### Your task
Set down every entry again word for word, please, but skip the pictures.

### Supplied information

** start **

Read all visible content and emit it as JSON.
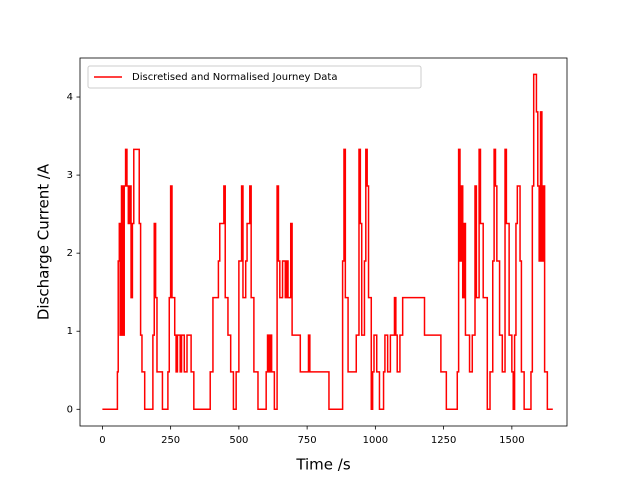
{
  "chart_data": {
    "type": "line",
    "drawstyle": "steps-post",
    "xlabel": "Time /s",
    "ylabel": "Discharge Current /A",
    "x": [
      0,
      55,
      58,
      62,
      65,
      70,
      75,
      80,
      85,
      90,
      95,
      100,
      105,
      110,
      115,
      135,
      140,
      145,
      155,
      185,
      190,
      195,
      200,
      220,
      240,
      245,
      250,
      255,
      265,
      270,
      275,
      285,
      290,
      300,
      310,
      325,
      335,
      395,
      405,
      425,
      430,
      445,
      450,
      460,
      470,
      480,
      490,
      500,
      510,
      515,
      525,
      530,
      540,
      545,
      555,
      570,
      600,
      605,
      610,
      615,
      620,
      630,
      640,
      645,
      650,
      660,
      670,
      675,
      680,
      690,
      695,
      725,
      755,
      760,
      830,
      880,
      885,
      890,
      900,
      930,
      940,
      945,
      950,
      960,
      965,
      970,
      975,
      985,
      990,
      995,
      1005,
      1015,
      1030,
      1035,
      1045,
      1055,
      1070,
      1075,
      1080,
      1090,
      1100,
      1180,
      1240,
      1260,
      1300,
      1305,
      1310,
      1315,
      1320,
      1325,
      1330,
      1345,
      1355,
      1365,
      1370,
      1380,
      1385,
      1395,
      1410,
      1420,
      1430,
      1435,
      1440,
      1445,
      1455,
      1465,
      1475,
      1480,
      1490,
      1500,
      1505,
      1510,
      1515,
      1520,
      1530,
      1535,
      1545,
      1570,
      1575,
      1580,
      1590,
      1595,
      1600,
      1605,
      1610,
      1615,
      1620,
      1630,
      1650
    ],
    "series": [
      {
        "name": "Discretised and Normalised Journey Data",
        "color": "#ff0000",
        "values": [
          0,
          0.48,
          1.9,
          2.38,
          0.95,
          2.86,
          0.95,
          2.86,
          3.33,
          2.86,
          2.38,
          2.86,
          1.43,
          2.38,
          3.33,
          2.38,
          0.95,
          0.48,
          0,
          0.95,
          2.38,
          1.43,
          0.48,
          0,
          0.48,
          1.43,
          2.86,
          1.43,
          0.95,
          0.48,
          0.95,
          0.48,
          0.95,
          0.48,
          0.95,
          0.48,
          0,
          0.48,
          1.43,
          1.9,
          2.38,
          2.86,
          1.43,
          0.95,
          0.48,
          0,
          0.48,
          1.9,
          2.86,
          1.43,
          1.9,
          2.38,
          2.86,
          1.43,
          0.48,
          0,
          0.48,
          0.95,
          0.48,
          0.95,
          0.48,
          0,
          2.86,
          1.9,
          1.43,
          1.9,
          1.43,
          1.9,
          1.43,
          2.38,
          0.95,
          0.48,
          0.95,
          0.48,
          0,
          1.9,
          3.33,
          1.43,
          0.48,
          0.95,
          3.33,
          2.38,
          0.95,
          1.9,
          3.33,
          2.86,
          1.43,
          0,
          0.48,
          0.95,
          0.48,
          0,
          0.48,
          0.95,
          0.48,
          0.95,
          1.43,
          0.95,
          0.48,
          0.95,
          1.43,
          0.95,
          0.48,
          0,
          0.48,
          3.33,
          1.9,
          2.86,
          1.43,
          2.38,
          0.95,
          0.48,
          0.95,
          2.86,
          1.43,
          3.33,
          2.38,
          1.43,
          0,
          0.48,
          1.9,
          3.33,
          2.86,
          1.9,
          0.95,
          0.48,
          3.33,
          2.38,
          0.95,
          0.48,
          0,
          0.95,
          2.38,
          2.86,
          1.9,
          0.48,
          0,
          0.48,
          2.86,
          4.29,
          3.81,
          2.86,
          1.9,
          3.81,
          1.9,
          2.86,
          0.48,
          0,
          0
        ]
      }
    ],
    "xlim": [
      -82,
      1702
    ],
    "xticks": [
      0,
      250,
      500,
      750,
      1000,
      1250,
      1500
    ],
    "ylim": [
      -0.214,
      4.5
    ],
    "yticks": [
      0,
      1,
      2,
      3,
      4
    ],
    "grid": false,
    "legend": "upper left"
  }
}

** end **

### Result of the exercise
Read all visible content and emit it as JSON.
{
  "chart_data": {
    "type": "line",
    "drawstyle": "steps-post",
    "xlabel": "Time /s",
    "ylabel": "Discharge Current /A",
    "x": [
      0,
      55,
      58,
      62,
      65,
      70,
      75,
      80,
      85,
      90,
      95,
      100,
      105,
      110,
      115,
      135,
      140,
      145,
      155,
      185,
      190,
      195,
      200,
      220,
      240,
      245,
      250,
      255,
      265,
      270,
      275,
      285,
      290,
      300,
      310,
      325,
      335,
      395,
      405,
      425,
      430,
      445,
      450,
      460,
      470,
      480,
      490,
      500,
      510,
      515,
      525,
      530,
      540,
      545,
      555,
      570,
      600,
      605,
      610,
      615,
      620,
      630,
      640,
      645,
      650,
      660,
      670,
      675,
      680,
      690,
      695,
      725,
      755,
      760,
      830,
      880,
      885,
      890,
      900,
      930,
      940,
      945,
      950,
      960,
      965,
      970,
      975,
      985,
      990,
      995,
      1005,
      1015,
      1030,
      1035,
      1045,
      1055,
      1070,
      1075,
      1080,
      1090,
      1100,
      1180,
      1240,
      1260,
      1300,
      1305,
      1310,
      1315,
      1320,
      1325,
      1330,
      1345,
      1355,
      1365,
      1370,
      1380,
      1385,
      1395,
      1410,
      1420,
      1430,
      1435,
      1440,
      1445,
      1455,
      1465,
      1475,
      1480,
      1490,
      1500,
      1505,
      1510,
      1515,
      1520,
      1530,
      1535,
      1545,
      1570,
      1575,
      1580,
      1590,
      1595,
      1600,
      1605,
      1610,
      1615,
      1620,
      1630,
      1650
    ],
    "series": [
      {
        "name": "Discretised and Normalised Journey Data",
        "color": "#ff0000",
        "values": [
          0,
          0.48,
          1.9,
          2.38,
          0.95,
          2.86,
          0.95,
          2.86,
          3.33,
          2.86,
          2.38,
          2.86,
          1.43,
          2.38,
          3.33,
          2.38,
          0.95,
          0.48,
          0,
          0.95,
          2.38,
          1.43,
          0.48,
          0,
          0.48,
          1.43,
          2.86,
          1.43,
          0.95,
          0.48,
          0.95,
          0.48,
          0.95,
          0.48,
          0.95,
          0.48,
          0,
          0.48,
          1.43,
          1.9,
          2.38,
          2.86,
          1.43,
          0.95,
          0.48,
          0,
          0.48,
          1.9,
          2.86,
          1.43,
          1.9,
          2.38,
          2.86,
          1.43,
          0.48,
          0,
          0.48,
          0.95,
          0.48,
          0.95,
          0.48,
          0,
          2.86,
          1.9,
          1.43,
          1.9,
          1.43,
          1.9,
          1.43,
          2.38,
          0.95,
          0.48,
          0.95,
          0.48,
          0,
          1.9,
          3.33,
          1.43,
          0.48,
          0.95,
          3.33,
          2.38,
          0.95,
          1.9,
          3.33,
          2.86,
          1.43,
          0,
          0.48,
          0.95,
          0.48,
          0,
          0.48,
          0.95,
          0.48,
          0.95,
          1.43,
          0.95,
          0.48,
          0.95,
          1.43,
          0.95,
          0.48,
          0,
          0.48,
          3.33,
          1.9,
          2.86,
          1.43,
          2.38,
          0.95,
          0.48,
          0.95,
          2.86,
          1.43,
          3.33,
          2.38,
          1.43,
          0,
          0.48,
          1.9,
          3.33,
          2.86,
          1.9,
          0.95,
          0.48,
          3.33,
          2.38,
          0.95,
          0.48,
          0,
          0.95,
          2.38,
          2.86,
          1.9,
          0.48,
          0,
          0.48,
          2.86,
          4.29,
          3.81,
          2.86,
          1.9,
          3.81,
          1.9,
          2.86,
          0.48,
          0,
          0
        ]
      }
    ],
    "xlim": [
      -82,
      1702
    ],
    "xticks": [
      0,
      250,
      500,
      750,
      1000,
      1250,
      1500
    ],
    "ylim": [
      -0.214,
      4.5
    ],
    "yticks": [
      0,
      1,
      2,
      3,
      4
    ],
    "grid": false,
    "legend": "upper left"
  }
}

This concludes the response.